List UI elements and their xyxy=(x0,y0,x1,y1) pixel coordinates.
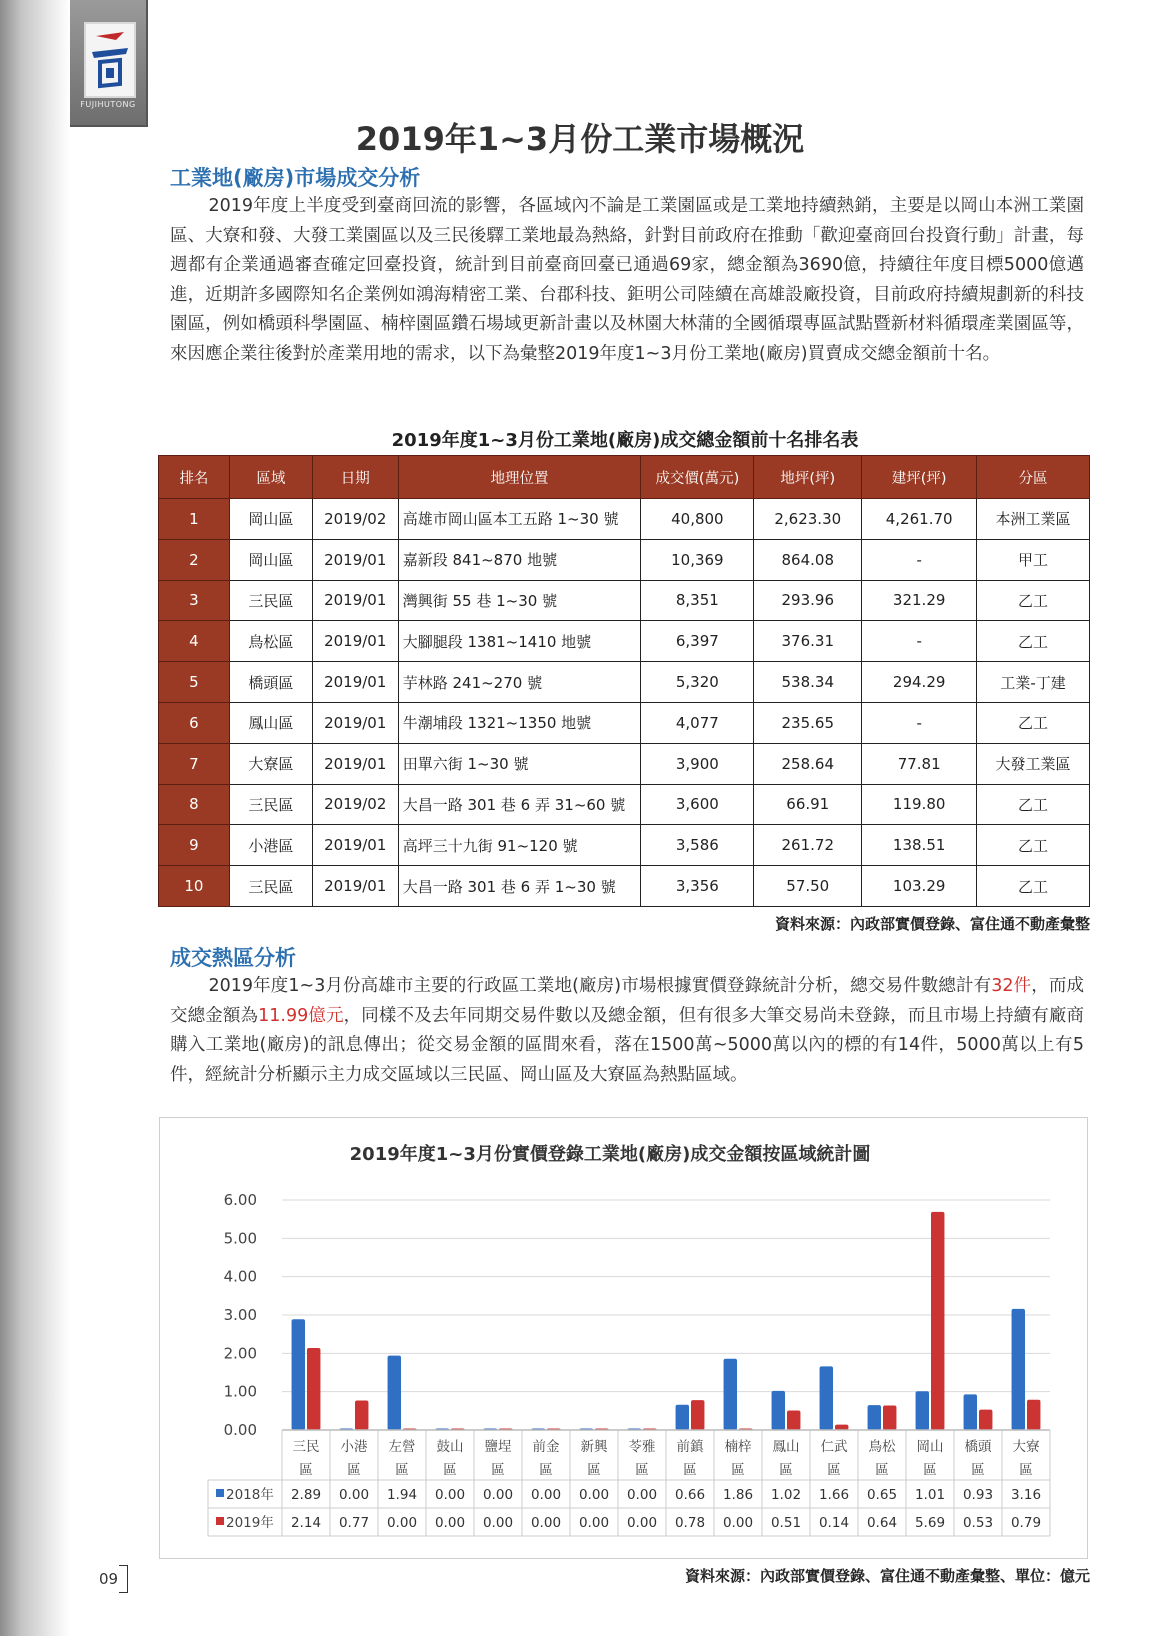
top-ten-ranking-table xyxy=(158,455,1090,907)
table-row xyxy=(159,866,1090,907)
x-tick-label-suffix: 區 xyxy=(395,1462,409,1478)
table-cell: 10,369 xyxy=(641,539,754,580)
table-cell: 40,800 xyxy=(641,499,754,540)
data-label: 1.01 xyxy=(914,1487,946,1503)
x-tick-label-suffix: 區 xyxy=(491,1462,505,1478)
table-cell: 田單六街 1~30 號 xyxy=(398,743,641,784)
section-paragraph-market-overview: 2019年度上半度受到臺商回流的影響，各區域內不論是工業園區或是工業地持續熱銷，主要是以岡山本洲工業園區、大寮和發、大發工業園區以及三民後驛工業地最為熱絡，針對目前政府在推動「歡迎臺商回台投資行動」計畫，每週都有企業通過審查確定回臺投資，統計到目前臺商回臺已通過69家，總金額為3690億，持續往年度目標5000億邁進，近期許多國際知名企業例如鴻海精密工業、台郡科技、鉅明公司陸續在高雄設廠投資，目前政府持續規劃新的科技園區，例如橋頭科學園區、楠梓園區鑽石場域更新計畫以及林園大林蒲的全國循環專區試點暨新材料循環產業園區等，來因應企業往後對於產業用地的需求，以下為彙整2019年度1~3月份工業地(廠房)買賣成交總金額前十名。 xyxy=(170,196,1084,364)
rank-cell: 8 xyxy=(159,784,230,825)
data-label: 0.00 xyxy=(434,1515,466,1531)
chart-source-note: 資料來源：內政部實價登錄、富住通不動產彙整、單位：億元 xyxy=(684,1567,1090,1585)
table-cell: - xyxy=(862,621,977,662)
data-label: 0.00 xyxy=(338,1487,370,1503)
x-tick-label: 大寮 xyxy=(1012,1439,1040,1455)
data-label: 0.00 xyxy=(482,1515,514,1531)
x-tick-label-suffix: 區 xyxy=(923,1462,937,1478)
table-cell: 6,397 xyxy=(641,621,754,662)
bar-2018年-鳥松區 xyxy=(868,1405,881,1430)
bar-2019年-橋頭區 xyxy=(979,1410,992,1430)
table-cell: 2019/01 xyxy=(312,662,398,703)
rank-cell: 6 xyxy=(159,702,230,743)
table-cell: 大發工業區 xyxy=(977,743,1090,784)
bar-2019年-三民區 xyxy=(307,1348,320,1430)
table-cell: 小港區 xyxy=(229,825,312,866)
data-label: 2.14 xyxy=(290,1515,322,1531)
table-cell: 864.08 xyxy=(754,539,862,580)
table-cell: 芋林路 241~270 號 xyxy=(398,662,641,703)
x-tick-label-suffix: 區 xyxy=(635,1462,649,1478)
bar-2019年-鳥松區 xyxy=(883,1405,896,1430)
chart-title: 2019年度1~3月份實價登錄工業地(廠房)成交金額按區域統計圖 xyxy=(349,1144,871,1165)
data-label: 0.14 xyxy=(818,1515,850,1531)
table-cell: 538.34 xyxy=(754,662,862,703)
table-cell: 灣興街 55 巷 1~30 號 xyxy=(398,580,641,621)
data-label: 1.66 xyxy=(818,1487,850,1503)
data-label: 1.94 xyxy=(386,1487,418,1503)
legend-swatch-2019年 xyxy=(216,1517,224,1525)
table-cell: 3,900 xyxy=(641,743,754,784)
bar-2019年-鳳山區 xyxy=(787,1410,800,1430)
page-number: 09 xyxy=(99,1570,119,1588)
bar-2018年-楠梓區 xyxy=(724,1359,737,1430)
table-cell: 3,586 xyxy=(641,825,754,866)
table-cell: 2019/02 xyxy=(312,784,398,825)
table-cell: 2019/01 xyxy=(312,580,398,621)
company-logo xyxy=(70,0,148,127)
data-label: 0.53 xyxy=(962,1515,994,1531)
table-cell: 三民區 xyxy=(229,580,312,621)
data-label: 0.51 xyxy=(770,1515,802,1531)
table-cell: 321.29 xyxy=(862,580,977,621)
x-tick-label-suffix: 區 xyxy=(347,1462,361,1478)
data-label: 0.00 xyxy=(626,1487,658,1503)
table-cell: 2019/01 xyxy=(312,743,398,784)
table-cell: 三民區 xyxy=(229,866,312,907)
table-cell: 乙工 xyxy=(977,866,1090,907)
y-tick-label: 1.00 xyxy=(223,1382,257,1401)
table-cell: 本洲工業區 xyxy=(977,499,1090,540)
x-tick-label: 鳳山 xyxy=(772,1439,800,1455)
data-label: 0.65 xyxy=(866,1487,898,1503)
table-cell: 66.91 xyxy=(754,784,862,825)
table-row xyxy=(159,580,1090,621)
table-cell: - xyxy=(862,702,977,743)
district-amount-chart xyxy=(159,1117,1088,1559)
column-header: 分區 xyxy=(977,456,1090,499)
bar-2018年-岡山區 xyxy=(916,1391,929,1430)
table-cell: 3,600 xyxy=(641,784,754,825)
data-label: 0.00 xyxy=(434,1487,466,1503)
bar-2018年-大寮區 xyxy=(1012,1309,1025,1430)
table-cell: - xyxy=(862,539,977,580)
x-tick-label-suffix: 區 xyxy=(539,1462,553,1478)
table-row xyxy=(159,621,1090,662)
data-label: 1.86 xyxy=(722,1487,754,1503)
table-cell: 3,356 xyxy=(641,866,754,907)
page-number-bracket xyxy=(119,1565,128,1593)
data-label: 0.79 xyxy=(1010,1515,1042,1531)
x-tick-label-suffix: 區 xyxy=(299,1462,313,1478)
table-cell: 大寮區 xyxy=(229,743,312,784)
bar-2019年-小港區 xyxy=(355,1400,368,1430)
bar-2018年-三民區 xyxy=(292,1319,305,1430)
column-header: 排名 xyxy=(159,456,230,499)
table-cell: 大腳腿段 1381~1410 地號 xyxy=(398,621,641,662)
bar-2018年-前鎮區 xyxy=(676,1405,689,1430)
table-cell: 258.64 xyxy=(754,743,862,784)
data-label: 0.00 xyxy=(482,1487,514,1503)
table-cell: 138.51 xyxy=(862,825,977,866)
table-cell: 77.81 xyxy=(862,743,977,784)
table-cell: 牛潮埔段 1321~1350 地號 xyxy=(398,702,641,743)
table-cell: 293.96 xyxy=(754,580,862,621)
section-heading-hot-zone-analysis: 成交熱區分析 xyxy=(170,946,296,970)
table-cell: 8,351 xyxy=(641,580,754,621)
y-tick-label: 5.00 xyxy=(223,1229,257,1248)
x-tick-label: 前鎮 xyxy=(676,1439,704,1455)
table-cell: 2019/01 xyxy=(312,621,398,662)
x-tick-label: 鹽埕 xyxy=(484,1439,512,1455)
rank-cell: 3 xyxy=(159,580,230,621)
table-cell: 235.65 xyxy=(754,702,862,743)
y-tick-label: 3.00 xyxy=(223,1306,257,1324)
paragraph-text: ，而成交總金額為 xyxy=(170,976,1085,1026)
x-tick-label-suffix: 區 xyxy=(731,1462,745,1478)
table-cell: 工業-丁建 xyxy=(977,662,1090,703)
y-tick-label: 0.00 xyxy=(223,1421,257,1439)
column-header: 成交價(萬元) xyxy=(641,456,754,499)
table-cell: 乙工 xyxy=(977,825,1090,866)
table-cell: 261.72 xyxy=(754,825,862,866)
table-cell: 119.80 xyxy=(862,784,977,825)
table-cell: 103.29 xyxy=(862,866,977,907)
table-cell: 三民區 xyxy=(229,784,312,825)
transaction-count-highlight: 32件 xyxy=(991,976,1032,996)
y-tick-label: 6.00 xyxy=(223,1191,257,1209)
data-label: 0.77 xyxy=(338,1515,370,1531)
data-label: 3.16 xyxy=(1010,1487,1042,1503)
table-title: 2019年度1~3月份工業地(廠房)成交總金額前十名排名表 xyxy=(391,430,859,451)
section-heading-transaction-analysis: 工業地(廠房)市場成交分析 xyxy=(170,166,421,190)
data-label: 0.00 xyxy=(722,1515,754,1531)
data-label: 0.00 xyxy=(578,1487,610,1503)
table-cell: 高坪三十九街 91~120 號 xyxy=(398,825,641,866)
x-tick-label: 前金 xyxy=(532,1439,560,1455)
table-cell: 橋頭區 xyxy=(229,662,312,703)
legend-swatch-2018年 xyxy=(216,1489,224,1497)
table-cell: 岡山區 xyxy=(229,539,312,580)
table-row xyxy=(159,539,1090,580)
logo-mark-icon xyxy=(86,24,134,96)
x-tick-label: 鼓山 xyxy=(436,1439,464,1455)
x-tick-label: 鳥松 xyxy=(868,1439,896,1455)
column-header: 地坪(坪) xyxy=(754,456,862,499)
column-header: 區域 xyxy=(229,456,312,499)
table-cell: 嘉新段 841~870 地號 xyxy=(398,539,641,580)
bar-2019年-大寮區 xyxy=(1027,1400,1040,1430)
table-cell: 大昌一路 301 巷 6 弄 1~30 號 xyxy=(398,866,641,907)
y-tick-label: 4.00 xyxy=(223,1267,257,1286)
x-tick-label-suffix: 區 xyxy=(875,1462,889,1478)
rank-cell: 4 xyxy=(159,621,230,662)
page-title: 2019年1~3月份工業市場概況 xyxy=(355,120,805,158)
table-cell: 2019/02 xyxy=(312,499,398,540)
table-cell: 乙工 xyxy=(977,580,1090,621)
chart-canvas xyxy=(160,1118,1087,1558)
x-tick-label-suffix: 區 xyxy=(443,1462,457,1478)
table-cell: 大昌一路 301 巷 6 弄 31~60 號 xyxy=(398,784,641,825)
table-cell: 乙工 xyxy=(977,702,1090,743)
x-tick-label: 小港 xyxy=(340,1439,368,1455)
table-cell: 乙工 xyxy=(977,784,1090,825)
x-tick-label-suffix: 區 xyxy=(587,1462,601,1478)
table-cell: 2019/01 xyxy=(312,866,398,907)
paragraph-text: 2019年度1~3月份高雄市主要的行政區工業地(廠房)市場根據實價登錄統計分析，總交易件數總計有 xyxy=(208,976,992,996)
table-header-row xyxy=(159,456,1090,499)
table-source-note: 資料來源：內政部實價登錄、富住通不動產彙整 xyxy=(774,915,1090,933)
data-label: 5.69 xyxy=(914,1515,946,1531)
bar-2018年-鳳山區 xyxy=(772,1391,785,1430)
table-cell: 甲工 xyxy=(977,539,1090,580)
x-tick-label-suffix: 區 xyxy=(1019,1462,1033,1478)
rank-cell: 2 xyxy=(159,539,230,580)
table-cell: 294.29 xyxy=(862,662,977,703)
table-row xyxy=(159,743,1090,784)
table-cell: 4,077 xyxy=(641,702,754,743)
data-label: 0.00 xyxy=(530,1487,562,1503)
x-tick-label-suffix: 區 xyxy=(683,1462,697,1478)
table-cell: 鳥松區 xyxy=(229,621,312,662)
legend-label: 2018年 xyxy=(226,1487,274,1503)
table-row xyxy=(159,499,1090,540)
data-label: 0.66 xyxy=(674,1487,706,1503)
table-cell: 岡山區 xyxy=(229,499,312,540)
table-cell: 高雄市岡山區本工五路 1~30 號 xyxy=(398,499,641,540)
x-tick-label-suffix: 區 xyxy=(971,1462,985,1478)
x-tick-label: 左營 xyxy=(388,1439,416,1455)
page-edge-shading xyxy=(0,0,70,1636)
table-cell: 2,623.30 xyxy=(754,499,862,540)
bar-2019年-岡山區 xyxy=(931,1212,944,1430)
rank-cell: 9 xyxy=(159,825,230,866)
table-row xyxy=(159,662,1090,703)
rank-cell: 10 xyxy=(159,866,230,907)
rank-cell: 7 xyxy=(159,743,230,784)
data-label: 0.00 xyxy=(386,1515,418,1531)
data-label: 0.00 xyxy=(530,1515,562,1531)
table-cell: 乙工 xyxy=(977,621,1090,662)
table-cell: 376.31 xyxy=(754,621,862,662)
data-label: 0.64 xyxy=(866,1515,898,1531)
table-cell: 2019/01 xyxy=(312,702,398,743)
table-cell: 57.50 xyxy=(754,866,862,907)
table-cell: 4,261.70 xyxy=(862,499,977,540)
data-label: 0.00 xyxy=(578,1515,610,1531)
y-tick-label: 2.00 xyxy=(223,1344,257,1363)
x-tick-label: 苓雅 xyxy=(628,1439,656,1455)
table-cell: 2019/01 xyxy=(312,539,398,580)
x-tick-label-suffix: 區 xyxy=(779,1462,793,1478)
column-header: 建坪(坪) xyxy=(862,456,977,499)
column-header: 日期 xyxy=(312,456,398,499)
bar-2019年-仁武區 xyxy=(835,1425,848,1430)
table-cell: 鳳山區 xyxy=(229,702,312,743)
x-tick-label: 楠梓 xyxy=(724,1439,752,1455)
data-label: 0.00 xyxy=(626,1515,658,1531)
x-tick-label: 仁武 xyxy=(820,1439,848,1455)
total-amount-highlight: 11.99億元 xyxy=(258,1005,344,1026)
bar-2018年-仁武區 xyxy=(820,1366,833,1430)
x-tick-label: 橋頭 xyxy=(964,1439,992,1455)
logo-text: FUJIHUTONG xyxy=(80,100,136,109)
section-paragraph-hot-zone xyxy=(170,972,1084,1090)
table-cell: 2019/01 xyxy=(312,825,398,866)
data-label: 2.89 xyxy=(290,1487,322,1503)
data-label: 1.02 xyxy=(770,1487,802,1503)
column-header: 地理位置 xyxy=(398,456,641,499)
x-tick-label: 岡山 xyxy=(916,1439,944,1455)
logo-emblem xyxy=(84,22,136,98)
table-row xyxy=(159,784,1090,825)
paragraph-text: ，同樣不及去年同期交易件數以及總金額，但有很多大筆交易尚未登錄，而且市場上持續有廠商購入工業地(廠房)的訊息傳出；從交易金額的區間來看，落在1500萬~5000萬以內的標的有14件，5000萬以上有5件，經統計分析顯示主力成交區域以三民區、岡山區及大寮區為熱點區域。 xyxy=(170,1005,1085,1085)
bar-2019年-前鎮區 xyxy=(691,1400,704,1430)
rank-cell: 5 xyxy=(159,662,230,703)
table-cell: 5,320 xyxy=(641,662,754,703)
table-row xyxy=(159,702,1090,743)
data-label: 0.93 xyxy=(962,1487,994,1503)
x-tick-label: 三民 xyxy=(292,1439,320,1455)
x-tick-label-suffix: 區 xyxy=(827,1462,841,1478)
legend-label: 2019年 xyxy=(226,1515,274,1531)
x-tick-label: 新興 xyxy=(580,1439,608,1455)
table-row xyxy=(159,825,1090,866)
bar-2018年-左營區 xyxy=(388,1356,401,1430)
rank-cell: 1 xyxy=(159,499,230,540)
data-label: 0.78 xyxy=(674,1515,706,1531)
bar-2018年-橋頭區 xyxy=(964,1394,977,1430)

**PROBLEM REQUIREMENTS:** Rewrite the lines of the entries from the one holding "top-ten-ranking-table xyxy=(158,455,1090,907)" through the one holding "data-label: 0.00 xyxy=(338,1487,370,1503)", inclusive, with "table-cell" changed to "grid-cell" and nothing else altered.

**TASK RESPONSE:**
top-ten-ranking-table xyxy=(158,455,1090,907)
table-row xyxy=(159,866,1090,907)
x-tick-label-suffix: 區 xyxy=(395,1462,409,1478)
grid-cell: 10,369 xyxy=(641,539,754,580)
grid-cell: 40,800 xyxy=(641,499,754,540)
data-label: 1.01 xyxy=(914,1487,946,1503)
x-tick-label-suffix: 區 xyxy=(491,1462,505,1478)
grid-cell: 田單六街 1~30 號 xyxy=(398,743,641,784)
section-paragraph-market-overview: 2019年度上半度受到臺商回流的影響，各區域內不論是工業園區或是工業地持續熱銷，主要是以岡山本洲工業園區、大寮和發、大發工業園區以及三民後驛工業地最為熱絡，針對目前政府在推動「歡迎臺商回台投資行動」計畫，每週都有企業通過審查確定回臺投資，統計到目前臺商回臺已通過69家，總金額為3690億，持續往年度目標5000億邁進，近期許多國際知名企業例如鴻海精密工業、台郡科技、鉅明公司陸續在高雄設廠投資，目前政府持續規劃新的科技園區，例如橋頭科學園區、楠梓園區鑽石場域更新計畫以及林園大林蒲的全國循環專區試點暨新材料循環產業園區等，來因應企業往後對於產業用地的需求，以下為彙整2019年度1~3月份工業地(廠房)買賣成交總金額前十名。 xyxy=(170,196,1084,364)
rank-cell: 8 xyxy=(159,784,230,825)
data-label: 0.00 xyxy=(434,1515,466,1531)
chart-source-note: 資料來源：內政部實價登錄、富住通不動產彙整、單位：億元 xyxy=(684,1567,1090,1585)
grid-cell: - xyxy=(862,621,977,662)
data-label: 0.00 xyxy=(338,1487,370,1503)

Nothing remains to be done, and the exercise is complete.